◆ **REQUIREMENT**
Below are the records. List every line holding the word "liest".

Extracted data entries:
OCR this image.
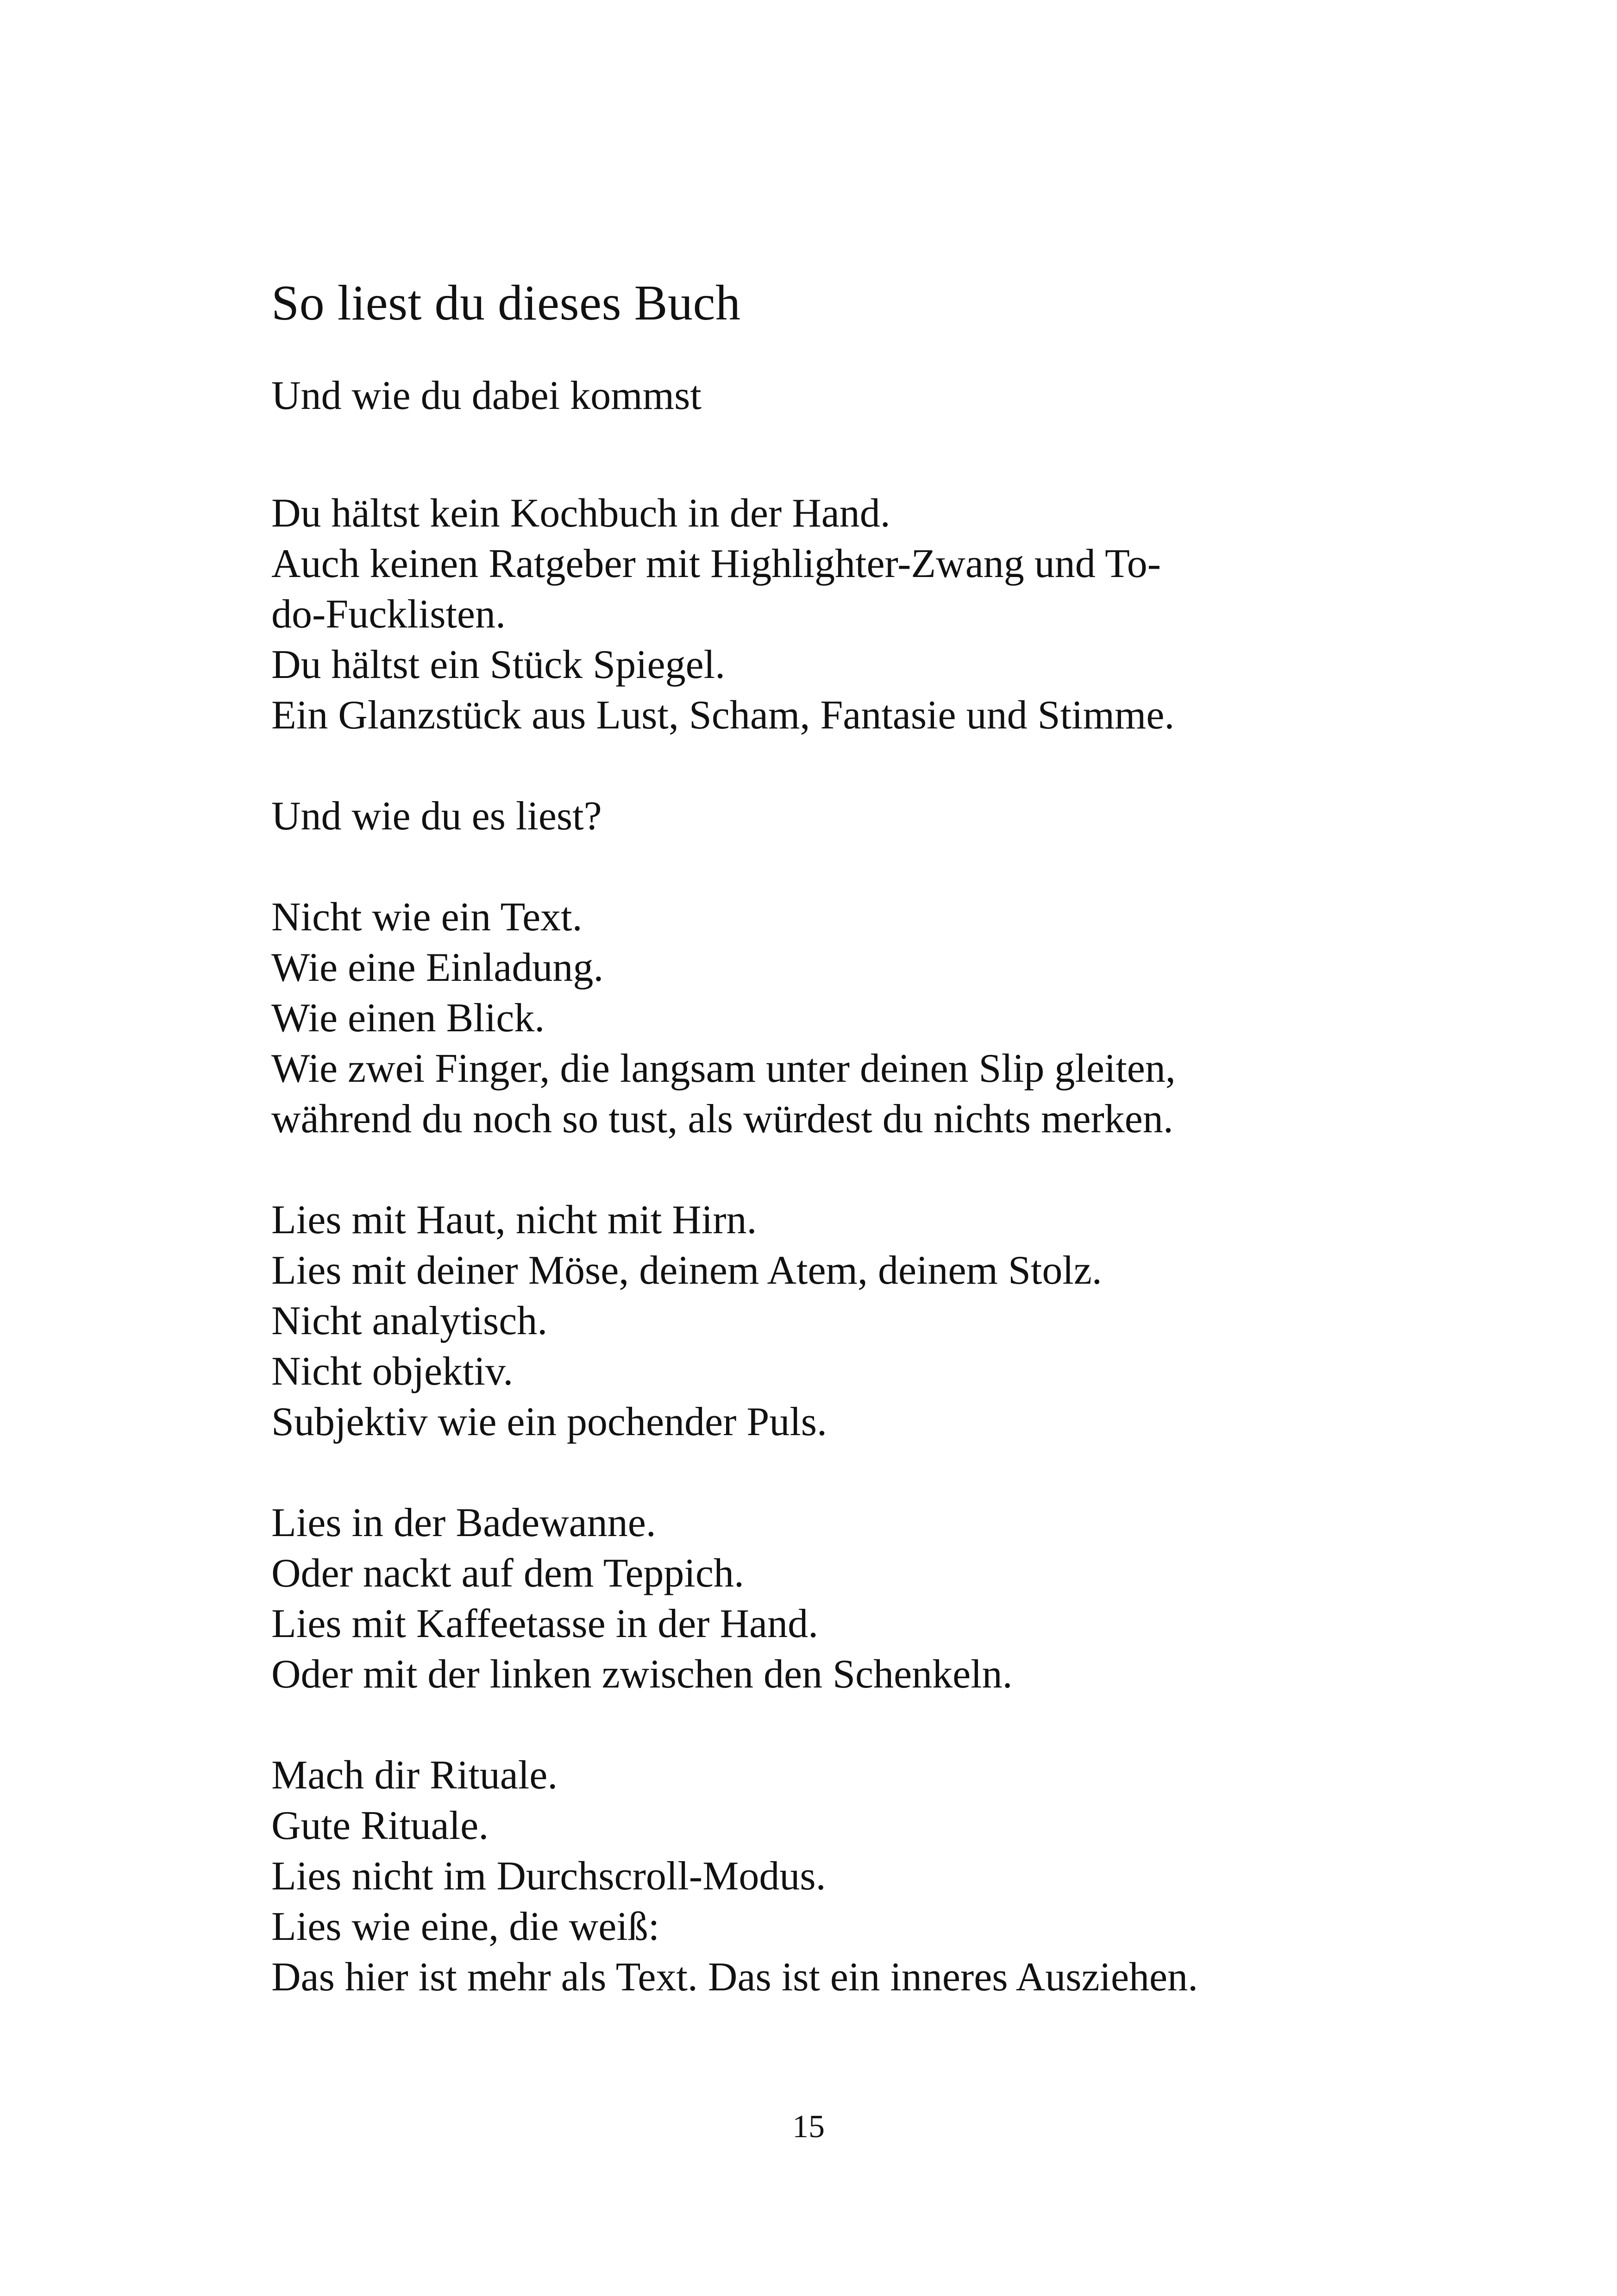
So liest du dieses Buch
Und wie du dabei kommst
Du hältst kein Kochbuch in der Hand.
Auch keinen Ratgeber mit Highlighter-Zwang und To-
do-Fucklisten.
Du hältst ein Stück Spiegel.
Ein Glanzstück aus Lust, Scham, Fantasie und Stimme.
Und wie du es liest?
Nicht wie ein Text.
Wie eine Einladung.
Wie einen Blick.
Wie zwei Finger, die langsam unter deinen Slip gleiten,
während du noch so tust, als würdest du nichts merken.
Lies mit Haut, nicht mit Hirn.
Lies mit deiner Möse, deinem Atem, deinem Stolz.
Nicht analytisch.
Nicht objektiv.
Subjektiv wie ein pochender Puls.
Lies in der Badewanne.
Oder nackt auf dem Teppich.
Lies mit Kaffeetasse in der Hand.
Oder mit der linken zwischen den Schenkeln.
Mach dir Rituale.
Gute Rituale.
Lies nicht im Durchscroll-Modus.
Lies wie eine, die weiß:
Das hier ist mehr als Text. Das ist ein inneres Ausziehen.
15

◆ **TASK RESULT**
So liest du dieses Buch
Und wie du es liest?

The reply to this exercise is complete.